## How to complete this task
Apart from the images, every record below must be given again without alteration.

Data entries for graphics:
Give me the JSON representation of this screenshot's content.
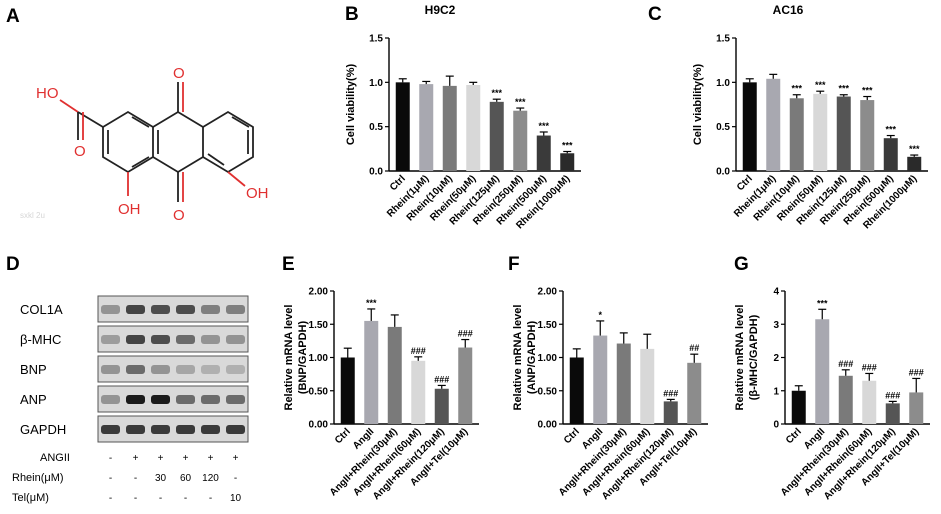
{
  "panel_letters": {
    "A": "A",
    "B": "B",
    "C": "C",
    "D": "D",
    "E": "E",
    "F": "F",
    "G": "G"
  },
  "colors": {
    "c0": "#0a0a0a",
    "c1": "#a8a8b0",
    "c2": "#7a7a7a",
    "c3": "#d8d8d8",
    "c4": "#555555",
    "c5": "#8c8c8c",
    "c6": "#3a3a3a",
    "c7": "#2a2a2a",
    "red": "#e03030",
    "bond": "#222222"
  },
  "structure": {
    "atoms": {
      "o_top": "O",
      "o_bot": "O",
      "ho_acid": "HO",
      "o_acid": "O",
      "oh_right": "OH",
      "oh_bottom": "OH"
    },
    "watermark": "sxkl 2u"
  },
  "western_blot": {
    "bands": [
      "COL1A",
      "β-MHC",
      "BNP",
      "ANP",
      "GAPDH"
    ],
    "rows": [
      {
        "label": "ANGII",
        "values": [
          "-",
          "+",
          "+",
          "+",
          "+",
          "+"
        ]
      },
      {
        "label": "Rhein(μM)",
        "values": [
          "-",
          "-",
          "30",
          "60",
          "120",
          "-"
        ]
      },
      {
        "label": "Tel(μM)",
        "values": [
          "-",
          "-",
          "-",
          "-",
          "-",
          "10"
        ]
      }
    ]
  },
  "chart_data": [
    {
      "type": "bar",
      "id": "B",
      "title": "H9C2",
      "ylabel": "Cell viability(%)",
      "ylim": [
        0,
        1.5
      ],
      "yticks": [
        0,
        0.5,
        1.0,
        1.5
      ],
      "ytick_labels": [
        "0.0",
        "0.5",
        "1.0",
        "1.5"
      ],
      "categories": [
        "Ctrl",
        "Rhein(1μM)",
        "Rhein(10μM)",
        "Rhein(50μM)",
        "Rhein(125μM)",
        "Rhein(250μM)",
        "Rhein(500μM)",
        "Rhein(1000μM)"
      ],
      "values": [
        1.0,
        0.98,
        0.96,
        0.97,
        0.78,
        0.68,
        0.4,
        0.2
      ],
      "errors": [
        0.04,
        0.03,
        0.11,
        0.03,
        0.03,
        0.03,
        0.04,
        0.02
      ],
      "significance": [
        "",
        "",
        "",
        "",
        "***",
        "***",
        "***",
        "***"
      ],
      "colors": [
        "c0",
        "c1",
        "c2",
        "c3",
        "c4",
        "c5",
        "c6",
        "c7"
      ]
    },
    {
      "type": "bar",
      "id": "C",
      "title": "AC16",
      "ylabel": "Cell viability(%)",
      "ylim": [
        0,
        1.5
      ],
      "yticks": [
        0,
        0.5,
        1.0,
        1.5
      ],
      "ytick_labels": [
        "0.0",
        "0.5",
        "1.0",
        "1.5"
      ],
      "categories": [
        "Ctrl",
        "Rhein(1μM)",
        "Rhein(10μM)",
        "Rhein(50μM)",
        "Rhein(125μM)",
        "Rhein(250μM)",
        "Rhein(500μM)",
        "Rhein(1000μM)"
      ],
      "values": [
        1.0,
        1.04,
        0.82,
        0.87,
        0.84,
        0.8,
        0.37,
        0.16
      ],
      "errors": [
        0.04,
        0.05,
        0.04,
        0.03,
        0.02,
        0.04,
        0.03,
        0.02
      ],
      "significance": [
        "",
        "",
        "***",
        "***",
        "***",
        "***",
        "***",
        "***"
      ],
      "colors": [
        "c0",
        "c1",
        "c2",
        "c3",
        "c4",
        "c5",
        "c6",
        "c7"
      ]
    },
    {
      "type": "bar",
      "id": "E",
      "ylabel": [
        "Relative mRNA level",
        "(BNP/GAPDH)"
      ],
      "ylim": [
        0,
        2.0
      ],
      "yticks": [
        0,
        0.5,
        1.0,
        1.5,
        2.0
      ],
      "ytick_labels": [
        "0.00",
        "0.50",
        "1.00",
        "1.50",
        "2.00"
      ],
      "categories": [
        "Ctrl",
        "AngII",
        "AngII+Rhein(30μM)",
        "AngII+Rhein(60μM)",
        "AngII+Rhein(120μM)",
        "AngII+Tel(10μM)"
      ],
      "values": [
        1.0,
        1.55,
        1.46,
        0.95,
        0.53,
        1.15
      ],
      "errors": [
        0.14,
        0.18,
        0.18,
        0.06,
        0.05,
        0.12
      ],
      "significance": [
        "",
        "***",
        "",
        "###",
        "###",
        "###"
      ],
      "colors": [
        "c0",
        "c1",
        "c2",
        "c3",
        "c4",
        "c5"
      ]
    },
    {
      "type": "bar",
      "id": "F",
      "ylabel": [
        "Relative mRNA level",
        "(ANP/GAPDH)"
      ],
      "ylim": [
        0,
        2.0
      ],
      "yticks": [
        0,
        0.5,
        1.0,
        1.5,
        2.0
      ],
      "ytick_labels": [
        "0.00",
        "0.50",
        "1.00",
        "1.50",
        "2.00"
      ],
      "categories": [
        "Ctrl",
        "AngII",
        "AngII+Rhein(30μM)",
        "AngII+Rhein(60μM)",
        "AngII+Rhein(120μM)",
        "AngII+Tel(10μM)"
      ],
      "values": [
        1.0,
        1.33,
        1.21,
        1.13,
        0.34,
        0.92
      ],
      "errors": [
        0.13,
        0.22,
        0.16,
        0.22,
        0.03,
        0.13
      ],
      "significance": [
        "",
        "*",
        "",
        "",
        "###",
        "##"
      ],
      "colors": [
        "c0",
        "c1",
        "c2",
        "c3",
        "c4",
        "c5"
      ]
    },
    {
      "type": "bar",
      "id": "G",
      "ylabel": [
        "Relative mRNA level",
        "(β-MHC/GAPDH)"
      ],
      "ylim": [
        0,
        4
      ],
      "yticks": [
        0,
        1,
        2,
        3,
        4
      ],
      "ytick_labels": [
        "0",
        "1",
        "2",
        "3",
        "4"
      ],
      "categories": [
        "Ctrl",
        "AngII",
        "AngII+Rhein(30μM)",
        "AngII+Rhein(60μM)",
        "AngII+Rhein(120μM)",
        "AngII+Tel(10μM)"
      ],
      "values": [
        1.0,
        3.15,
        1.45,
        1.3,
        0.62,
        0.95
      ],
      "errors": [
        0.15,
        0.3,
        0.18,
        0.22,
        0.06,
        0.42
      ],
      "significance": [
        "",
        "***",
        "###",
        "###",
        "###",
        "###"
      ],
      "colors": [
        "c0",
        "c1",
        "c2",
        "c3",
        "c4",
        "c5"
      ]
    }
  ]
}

## Response
Give me the JSON representation of this screenshot's content.
{
  "panel_letters": {
    "A": "A",
    "B": "B",
    "C": "C",
    "D": "D",
    "E": "E",
    "F": "F",
    "G": "G"
  },
  "colors": {
    "c0": "#0a0a0a",
    "c1": "#a8a8b0",
    "c2": "#7a7a7a",
    "c3": "#d8d8d8",
    "c4": "#555555",
    "c5": "#8c8c8c",
    "c6": "#3a3a3a",
    "c7": "#2a2a2a",
    "red": "#e03030",
    "bond": "#222222"
  },
  "structure": {
    "atoms": {
      "o_top": "O",
      "o_bot": "O",
      "ho_acid": "HO",
      "o_acid": "O",
      "oh_right": "OH",
      "oh_bottom": "OH"
    },
    "watermark": "sxkl 2u"
  },
  "western_blot": {
    "bands": [
      "COL1A",
      "β-MHC",
      "BNP",
      "ANP",
      "GAPDH"
    ],
    "rows": [
      {
        "label": "ANGII",
        "values": [
          "-",
          "+",
          "+",
          "+",
          "+",
          "+"
        ]
      },
      {
        "label": "Rhein(μM)",
        "values": [
          "-",
          "-",
          "30",
          "60",
          "120",
          "-"
        ]
      },
      {
        "label": "Tel(μM)",
        "values": [
          "-",
          "-",
          "-",
          "-",
          "-",
          "10"
        ]
      }
    ]
  },
  "chart_data": [
    {
      "type": "bar",
      "id": "B",
      "title": "H9C2",
      "ylabel": "Cell viability(%)",
      "ylim": [
        0,
        1.5
      ],
      "yticks": [
        0,
        0.5,
        1.0,
        1.5
      ],
      "ytick_labels": [
        "0.0",
        "0.5",
        "1.0",
        "1.5"
      ],
      "categories": [
        "Ctrl",
        "Rhein(1μM)",
        "Rhein(10μM)",
        "Rhein(50μM)",
        "Rhein(125μM)",
        "Rhein(250μM)",
        "Rhein(500μM)",
        "Rhein(1000μM)"
      ],
      "values": [
        1.0,
        0.98,
        0.96,
        0.97,
        0.78,
        0.68,
        0.4,
        0.2
      ],
      "errors": [
        0.04,
        0.03,
        0.11,
        0.03,
        0.03,
        0.03,
        0.04,
        0.02
      ],
      "significance": [
        "",
        "",
        "",
        "",
        "***",
        "***",
        "***",
        "***"
      ],
      "colors": [
        "c0",
        "c1",
        "c2",
        "c3",
        "c4",
        "c5",
        "c6",
        "c7"
      ]
    },
    {
      "type": "bar",
      "id": "C",
      "title": "AC16",
      "ylabel": "Cell viability(%)",
      "ylim": [
        0,
        1.5
      ],
      "yticks": [
        0,
        0.5,
        1.0,
        1.5
      ],
      "ytick_labels": [
        "0.0",
        "0.5",
        "1.0",
        "1.5"
      ],
      "categories": [
        "Ctrl",
        "Rhein(1μM)",
        "Rhein(10μM)",
        "Rhein(50μM)",
        "Rhein(125μM)",
        "Rhein(250μM)",
        "Rhein(500μM)",
        "Rhein(1000μM)"
      ],
      "values": [
        1.0,
        1.04,
        0.82,
        0.87,
        0.84,
        0.8,
        0.37,
        0.16
      ],
      "errors": [
        0.04,
        0.05,
        0.04,
        0.03,
        0.02,
        0.04,
        0.03,
        0.02
      ],
      "significance": [
        "",
        "",
        "***",
        "***",
        "***",
        "***",
        "***",
        "***"
      ],
      "colors": [
        "c0",
        "c1",
        "c2",
        "c3",
        "c4",
        "c5",
        "c6",
        "c7"
      ]
    },
    {
      "type": "bar",
      "id": "E",
      "ylabel": [
        "Relative mRNA level",
        "(BNP/GAPDH)"
      ],
      "ylim": [
        0,
        2.0
      ],
      "yticks": [
        0,
        0.5,
        1.0,
        1.5,
        2.0
      ],
      "ytick_labels": [
        "0.00",
        "0.50",
        "1.00",
        "1.50",
        "2.00"
      ],
      "categories": [
        "Ctrl",
        "AngII",
        "AngII+Rhein(30μM)",
        "AngII+Rhein(60μM)",
        "AngII+Rhein(120μM)",
        "AngII+Tel(10μM)"
      ],
      "values": [
        1.0,
        1.55,
        1.46,
        0.95,
        0.53,
        1.15
      ],
      "errors": [
        0.14,
        0.18,
        0.18,
        0.06,
        0.05,
        0.12
      ],
      "significance": [
        "",
        "***",
        "",
        "###",
        "###",
        "###"
      ],
      "colors": [
        "c0",
        "c1",
        "c2",
        "c3",
        "c4",
        "c5"
      ]
    },
    {
      "type": "bar",
      "id": "F",
      "ylabel": [
        "Relative mRNA level",
        "(ANP/GAPDH)"
      ],
      "ylim": [
        0,
        2.0
      ],
      "yticks": [
        0,
        0.5,
        1.0,
        1.5,
        2.0
      ],
      "ytick_labels": [
        "0.00",
        "0.50",
        "1.00",
        "1.50",
        "2.00"
      ],
      "categories": [
        "Ctrl",
        "AngII",
        "AngII+Rhein(30μM)",
        "AngII+Rhein(60μM)",
        "AngII+Rhein(120μM)",
        "AngII+Tel(10μM)"
      ],
      "values": [
        1.0,
        1.33,
        1.21,
        1.13,
        0.34,
        0.92
      ],
      "errors": [
        0.13,
        0.22,
        0.16,
        0.22,
        0.03,
        0.13
      ],
      "significance": [
        "",
        "*",
        "",
        "",
        "###",
        "##"
      ],
      "colors": [
        "c0",
        "c1",
        "c2",
        "c3",
        "c4",
        "c5"
      ]
    },
    {
      "type": "bar",
      "id": "G",
      "ylabel": [
        "Relative mRNA level",
        "(β-MHC/GAPDH)"
      ],
      "ylim": [
        0,
        4
      ],
      "yticks": [
        0,
        1,
        2,
        3,
        4
      ],
      "ytick_labels": [
        "0",
        "1",
        "2",
        "3",
        "4"
      ],
      "categories": [
        "Ctrl",
        "AngII",
        "AngII+Rhein(30μM)",
        "AngII+Rhein(60μM)",
        "AngII+Rhein(120μM)",
        "AngII+Tel(10μM)"
      ],
      "values": [
        1.0,
        3.15,
        1.45,
        1.3,
        0.62,
        0.95
      ],
      "errors": [
        0.15,
        0.3,
        0.18,
        0.22,
        0.06,
        0.42
      ],
      "significance": [
        "",
        "***",
        "###",
        "###",
        "###",
        "###"
      ],
      "colors": [
        "c0",
        "c1",
        "c2",
        "c3",
        "c4",
        "c5"
      ]
    }
  ]
}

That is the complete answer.